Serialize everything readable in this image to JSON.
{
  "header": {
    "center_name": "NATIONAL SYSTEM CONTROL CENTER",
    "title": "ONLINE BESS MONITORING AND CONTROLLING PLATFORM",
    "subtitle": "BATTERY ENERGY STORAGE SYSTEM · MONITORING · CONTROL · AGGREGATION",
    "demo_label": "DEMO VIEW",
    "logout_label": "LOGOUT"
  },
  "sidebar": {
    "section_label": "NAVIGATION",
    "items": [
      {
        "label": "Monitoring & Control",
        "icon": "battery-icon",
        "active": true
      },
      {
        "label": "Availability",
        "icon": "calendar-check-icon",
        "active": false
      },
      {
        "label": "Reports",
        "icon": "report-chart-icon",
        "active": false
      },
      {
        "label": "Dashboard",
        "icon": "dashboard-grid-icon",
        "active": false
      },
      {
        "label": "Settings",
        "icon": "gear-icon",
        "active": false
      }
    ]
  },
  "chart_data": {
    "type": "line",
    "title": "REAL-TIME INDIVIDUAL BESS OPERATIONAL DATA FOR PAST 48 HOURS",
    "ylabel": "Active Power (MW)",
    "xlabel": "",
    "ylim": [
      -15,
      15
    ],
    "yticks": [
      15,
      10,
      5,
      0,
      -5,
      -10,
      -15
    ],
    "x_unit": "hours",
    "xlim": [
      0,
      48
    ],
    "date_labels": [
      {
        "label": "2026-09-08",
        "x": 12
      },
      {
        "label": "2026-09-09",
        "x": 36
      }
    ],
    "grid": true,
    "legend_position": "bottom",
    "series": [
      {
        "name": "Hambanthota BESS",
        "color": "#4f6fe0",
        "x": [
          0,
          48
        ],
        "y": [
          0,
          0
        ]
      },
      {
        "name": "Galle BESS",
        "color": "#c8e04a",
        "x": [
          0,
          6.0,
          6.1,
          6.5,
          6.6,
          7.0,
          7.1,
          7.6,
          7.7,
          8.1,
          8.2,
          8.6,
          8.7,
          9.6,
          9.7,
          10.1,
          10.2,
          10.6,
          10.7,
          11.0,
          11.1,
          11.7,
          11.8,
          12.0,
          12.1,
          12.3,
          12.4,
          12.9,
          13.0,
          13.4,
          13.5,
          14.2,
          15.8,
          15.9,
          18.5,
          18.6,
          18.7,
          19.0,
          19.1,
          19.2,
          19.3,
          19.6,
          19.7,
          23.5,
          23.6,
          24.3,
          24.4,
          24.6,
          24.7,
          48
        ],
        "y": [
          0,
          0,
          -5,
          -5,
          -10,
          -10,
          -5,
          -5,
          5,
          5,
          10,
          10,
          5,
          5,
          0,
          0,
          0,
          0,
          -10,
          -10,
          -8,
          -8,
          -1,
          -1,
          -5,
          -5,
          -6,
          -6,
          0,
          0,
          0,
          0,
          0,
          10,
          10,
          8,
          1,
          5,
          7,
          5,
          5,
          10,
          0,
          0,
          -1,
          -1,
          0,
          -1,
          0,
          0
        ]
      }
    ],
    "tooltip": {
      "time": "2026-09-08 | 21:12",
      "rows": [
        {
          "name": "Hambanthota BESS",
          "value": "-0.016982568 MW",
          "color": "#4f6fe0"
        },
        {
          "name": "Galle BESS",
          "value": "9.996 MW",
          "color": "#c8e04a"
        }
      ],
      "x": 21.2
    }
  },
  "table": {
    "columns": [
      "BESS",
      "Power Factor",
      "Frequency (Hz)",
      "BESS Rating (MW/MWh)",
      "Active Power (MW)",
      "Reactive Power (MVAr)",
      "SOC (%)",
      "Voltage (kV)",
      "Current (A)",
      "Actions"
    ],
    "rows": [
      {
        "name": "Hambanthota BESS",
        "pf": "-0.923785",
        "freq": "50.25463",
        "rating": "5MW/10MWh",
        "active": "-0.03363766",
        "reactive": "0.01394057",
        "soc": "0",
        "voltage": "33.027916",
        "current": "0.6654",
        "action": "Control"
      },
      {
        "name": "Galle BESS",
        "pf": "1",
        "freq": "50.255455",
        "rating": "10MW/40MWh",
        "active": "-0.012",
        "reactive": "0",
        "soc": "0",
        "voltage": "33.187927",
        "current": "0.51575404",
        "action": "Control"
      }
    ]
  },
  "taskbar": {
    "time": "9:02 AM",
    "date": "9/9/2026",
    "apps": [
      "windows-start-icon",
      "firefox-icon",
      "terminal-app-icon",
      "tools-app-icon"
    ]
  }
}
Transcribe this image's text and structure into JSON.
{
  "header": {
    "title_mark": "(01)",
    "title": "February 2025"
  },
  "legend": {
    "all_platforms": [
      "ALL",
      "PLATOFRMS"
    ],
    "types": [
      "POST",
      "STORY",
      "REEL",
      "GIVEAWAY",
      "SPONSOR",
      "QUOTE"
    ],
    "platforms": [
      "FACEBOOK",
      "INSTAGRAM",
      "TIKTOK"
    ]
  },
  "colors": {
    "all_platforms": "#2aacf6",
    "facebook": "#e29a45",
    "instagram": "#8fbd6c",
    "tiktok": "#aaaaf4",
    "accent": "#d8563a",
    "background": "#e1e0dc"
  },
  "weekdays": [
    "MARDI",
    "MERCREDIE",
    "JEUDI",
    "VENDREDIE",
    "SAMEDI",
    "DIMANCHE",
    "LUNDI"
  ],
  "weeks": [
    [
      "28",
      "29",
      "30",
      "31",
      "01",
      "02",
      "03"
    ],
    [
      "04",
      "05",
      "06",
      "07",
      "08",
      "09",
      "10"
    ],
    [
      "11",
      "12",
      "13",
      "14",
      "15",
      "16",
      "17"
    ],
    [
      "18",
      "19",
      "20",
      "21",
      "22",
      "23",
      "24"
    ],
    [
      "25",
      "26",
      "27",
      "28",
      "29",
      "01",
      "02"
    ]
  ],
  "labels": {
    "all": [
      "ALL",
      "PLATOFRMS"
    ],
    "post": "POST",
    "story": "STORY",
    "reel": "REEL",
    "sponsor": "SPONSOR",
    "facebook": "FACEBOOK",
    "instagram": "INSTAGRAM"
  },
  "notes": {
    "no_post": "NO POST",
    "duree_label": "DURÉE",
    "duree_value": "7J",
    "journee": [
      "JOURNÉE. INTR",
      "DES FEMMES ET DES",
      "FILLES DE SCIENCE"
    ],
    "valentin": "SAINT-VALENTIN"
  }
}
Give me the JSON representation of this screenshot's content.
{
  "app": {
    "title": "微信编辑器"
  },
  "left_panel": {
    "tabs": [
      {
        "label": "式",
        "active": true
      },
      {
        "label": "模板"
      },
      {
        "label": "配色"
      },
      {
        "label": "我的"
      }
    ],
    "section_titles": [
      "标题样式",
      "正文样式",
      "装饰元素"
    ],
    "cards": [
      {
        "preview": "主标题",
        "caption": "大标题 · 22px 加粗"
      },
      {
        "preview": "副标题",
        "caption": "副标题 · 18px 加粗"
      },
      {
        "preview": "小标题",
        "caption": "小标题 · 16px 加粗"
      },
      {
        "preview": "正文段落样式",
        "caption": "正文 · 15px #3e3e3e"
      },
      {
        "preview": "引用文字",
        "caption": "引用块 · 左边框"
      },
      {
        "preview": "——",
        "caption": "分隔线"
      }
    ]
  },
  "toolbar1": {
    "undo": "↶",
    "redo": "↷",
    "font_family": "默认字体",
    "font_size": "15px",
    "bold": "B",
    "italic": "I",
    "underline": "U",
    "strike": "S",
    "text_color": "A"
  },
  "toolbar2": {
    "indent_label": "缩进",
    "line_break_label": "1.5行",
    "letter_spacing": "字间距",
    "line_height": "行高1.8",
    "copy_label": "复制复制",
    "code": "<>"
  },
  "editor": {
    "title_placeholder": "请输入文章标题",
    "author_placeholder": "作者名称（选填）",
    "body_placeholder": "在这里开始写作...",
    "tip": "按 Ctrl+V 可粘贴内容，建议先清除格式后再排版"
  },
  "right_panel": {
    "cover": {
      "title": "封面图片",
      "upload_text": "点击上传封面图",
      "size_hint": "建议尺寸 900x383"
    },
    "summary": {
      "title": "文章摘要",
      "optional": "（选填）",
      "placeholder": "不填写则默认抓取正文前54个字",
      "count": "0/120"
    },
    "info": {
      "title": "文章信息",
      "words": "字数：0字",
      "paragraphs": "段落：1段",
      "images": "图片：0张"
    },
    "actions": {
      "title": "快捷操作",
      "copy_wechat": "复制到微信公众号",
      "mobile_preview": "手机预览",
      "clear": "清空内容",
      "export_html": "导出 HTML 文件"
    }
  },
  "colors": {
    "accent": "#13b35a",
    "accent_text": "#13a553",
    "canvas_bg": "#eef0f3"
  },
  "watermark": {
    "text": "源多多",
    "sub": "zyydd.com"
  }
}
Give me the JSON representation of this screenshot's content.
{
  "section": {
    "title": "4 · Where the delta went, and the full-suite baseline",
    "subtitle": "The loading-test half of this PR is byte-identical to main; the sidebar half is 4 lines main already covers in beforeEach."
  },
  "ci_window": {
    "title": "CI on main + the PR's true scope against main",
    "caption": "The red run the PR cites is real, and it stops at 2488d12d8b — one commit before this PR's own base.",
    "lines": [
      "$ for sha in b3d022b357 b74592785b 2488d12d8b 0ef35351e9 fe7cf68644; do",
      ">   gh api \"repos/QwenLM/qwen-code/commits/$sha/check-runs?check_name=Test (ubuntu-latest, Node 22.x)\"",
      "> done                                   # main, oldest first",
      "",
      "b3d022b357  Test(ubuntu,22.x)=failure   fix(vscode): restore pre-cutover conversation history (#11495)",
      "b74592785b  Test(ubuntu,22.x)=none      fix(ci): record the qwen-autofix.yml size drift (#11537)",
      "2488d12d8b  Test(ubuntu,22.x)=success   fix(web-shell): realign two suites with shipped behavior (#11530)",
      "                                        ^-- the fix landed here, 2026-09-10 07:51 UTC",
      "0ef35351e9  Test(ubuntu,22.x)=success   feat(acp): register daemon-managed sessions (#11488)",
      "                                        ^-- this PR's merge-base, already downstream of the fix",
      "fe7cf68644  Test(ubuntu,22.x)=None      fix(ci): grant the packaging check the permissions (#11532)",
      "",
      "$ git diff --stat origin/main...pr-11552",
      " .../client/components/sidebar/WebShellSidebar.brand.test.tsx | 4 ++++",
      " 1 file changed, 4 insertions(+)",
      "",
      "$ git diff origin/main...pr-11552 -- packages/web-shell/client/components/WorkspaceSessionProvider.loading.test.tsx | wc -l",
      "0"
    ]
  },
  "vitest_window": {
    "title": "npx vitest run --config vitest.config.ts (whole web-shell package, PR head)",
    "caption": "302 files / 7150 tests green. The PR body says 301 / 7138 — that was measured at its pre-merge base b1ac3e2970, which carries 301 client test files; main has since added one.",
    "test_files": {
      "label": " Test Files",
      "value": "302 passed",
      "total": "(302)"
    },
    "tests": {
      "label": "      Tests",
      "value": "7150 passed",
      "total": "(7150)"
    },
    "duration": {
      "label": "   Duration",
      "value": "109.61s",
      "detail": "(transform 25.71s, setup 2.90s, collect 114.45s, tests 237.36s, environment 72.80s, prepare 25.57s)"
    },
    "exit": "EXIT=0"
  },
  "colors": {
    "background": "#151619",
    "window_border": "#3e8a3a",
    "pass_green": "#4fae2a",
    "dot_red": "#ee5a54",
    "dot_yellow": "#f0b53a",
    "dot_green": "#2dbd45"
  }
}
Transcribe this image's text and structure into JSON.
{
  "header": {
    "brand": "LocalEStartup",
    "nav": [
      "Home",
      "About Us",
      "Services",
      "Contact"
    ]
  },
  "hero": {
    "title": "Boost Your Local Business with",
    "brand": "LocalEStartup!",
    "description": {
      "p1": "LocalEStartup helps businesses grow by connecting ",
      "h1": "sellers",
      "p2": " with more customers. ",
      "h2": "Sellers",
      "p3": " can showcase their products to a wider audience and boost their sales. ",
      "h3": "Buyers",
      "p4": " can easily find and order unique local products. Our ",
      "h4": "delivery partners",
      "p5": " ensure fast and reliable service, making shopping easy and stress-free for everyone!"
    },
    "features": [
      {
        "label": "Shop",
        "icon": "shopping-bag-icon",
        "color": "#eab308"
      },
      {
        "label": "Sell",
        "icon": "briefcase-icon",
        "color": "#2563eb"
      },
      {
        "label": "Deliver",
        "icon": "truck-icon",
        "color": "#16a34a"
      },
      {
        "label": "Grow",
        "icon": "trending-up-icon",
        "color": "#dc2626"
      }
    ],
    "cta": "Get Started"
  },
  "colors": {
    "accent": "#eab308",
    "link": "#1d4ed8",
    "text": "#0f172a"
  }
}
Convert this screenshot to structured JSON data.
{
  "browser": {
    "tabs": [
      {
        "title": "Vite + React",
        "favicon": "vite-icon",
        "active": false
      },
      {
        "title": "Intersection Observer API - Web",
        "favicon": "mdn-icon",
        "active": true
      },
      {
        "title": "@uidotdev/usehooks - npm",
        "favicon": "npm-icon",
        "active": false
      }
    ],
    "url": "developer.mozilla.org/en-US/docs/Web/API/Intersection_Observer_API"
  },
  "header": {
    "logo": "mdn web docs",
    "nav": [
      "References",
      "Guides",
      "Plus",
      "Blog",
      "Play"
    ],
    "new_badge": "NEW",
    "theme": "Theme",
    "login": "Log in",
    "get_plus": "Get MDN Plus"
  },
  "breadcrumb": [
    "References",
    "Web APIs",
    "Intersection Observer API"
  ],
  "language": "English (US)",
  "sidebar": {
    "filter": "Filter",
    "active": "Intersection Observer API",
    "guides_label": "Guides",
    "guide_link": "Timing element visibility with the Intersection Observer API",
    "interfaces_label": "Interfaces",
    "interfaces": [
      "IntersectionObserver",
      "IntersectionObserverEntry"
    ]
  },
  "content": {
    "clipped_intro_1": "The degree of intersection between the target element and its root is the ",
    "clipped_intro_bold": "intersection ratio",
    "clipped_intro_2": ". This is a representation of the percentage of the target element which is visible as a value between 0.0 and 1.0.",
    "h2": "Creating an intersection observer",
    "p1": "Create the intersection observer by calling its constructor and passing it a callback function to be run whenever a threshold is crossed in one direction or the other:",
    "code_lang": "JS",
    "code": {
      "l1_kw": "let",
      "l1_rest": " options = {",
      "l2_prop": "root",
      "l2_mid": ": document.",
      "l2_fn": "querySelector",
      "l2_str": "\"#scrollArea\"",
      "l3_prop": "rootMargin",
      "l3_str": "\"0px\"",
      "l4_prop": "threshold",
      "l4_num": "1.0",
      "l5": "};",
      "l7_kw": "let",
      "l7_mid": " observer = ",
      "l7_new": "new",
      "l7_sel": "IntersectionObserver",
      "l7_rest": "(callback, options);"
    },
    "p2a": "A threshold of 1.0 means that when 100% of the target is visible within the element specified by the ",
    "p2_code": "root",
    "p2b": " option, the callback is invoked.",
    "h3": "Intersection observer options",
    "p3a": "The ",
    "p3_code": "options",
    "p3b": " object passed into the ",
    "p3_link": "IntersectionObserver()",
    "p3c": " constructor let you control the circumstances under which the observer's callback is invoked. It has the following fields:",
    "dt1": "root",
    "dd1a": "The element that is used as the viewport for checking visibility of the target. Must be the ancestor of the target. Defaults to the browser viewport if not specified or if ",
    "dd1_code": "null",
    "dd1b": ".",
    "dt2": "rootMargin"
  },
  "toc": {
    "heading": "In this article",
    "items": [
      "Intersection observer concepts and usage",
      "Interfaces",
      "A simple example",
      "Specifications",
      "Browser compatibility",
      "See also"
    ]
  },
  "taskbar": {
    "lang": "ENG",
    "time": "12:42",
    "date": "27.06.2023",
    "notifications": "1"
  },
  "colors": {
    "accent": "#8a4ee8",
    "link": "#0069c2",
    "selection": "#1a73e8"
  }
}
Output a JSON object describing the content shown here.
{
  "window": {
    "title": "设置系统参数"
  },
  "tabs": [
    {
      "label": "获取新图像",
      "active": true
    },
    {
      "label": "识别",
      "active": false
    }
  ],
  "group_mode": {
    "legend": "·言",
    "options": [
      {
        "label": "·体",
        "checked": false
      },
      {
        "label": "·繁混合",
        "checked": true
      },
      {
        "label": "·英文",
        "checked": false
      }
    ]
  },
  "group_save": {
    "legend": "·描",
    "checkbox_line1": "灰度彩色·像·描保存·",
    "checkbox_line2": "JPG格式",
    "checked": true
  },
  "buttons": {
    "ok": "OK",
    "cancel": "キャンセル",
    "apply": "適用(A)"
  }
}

*****

## Task description
Take every line from the data that contains the word "JSON".

## Solution to this exercise
Serialize everything readable in this image to JSON.
Transcribe this image's text and structure into JSON.
Give me the JSON representation of this screenshot's content.
Give me the JSON representation of this screenshot's content.
Transcribe this image's text and structure into JSON.
Convert this screenshot to structured JSON data.
Output a JSON object describing the content shown here.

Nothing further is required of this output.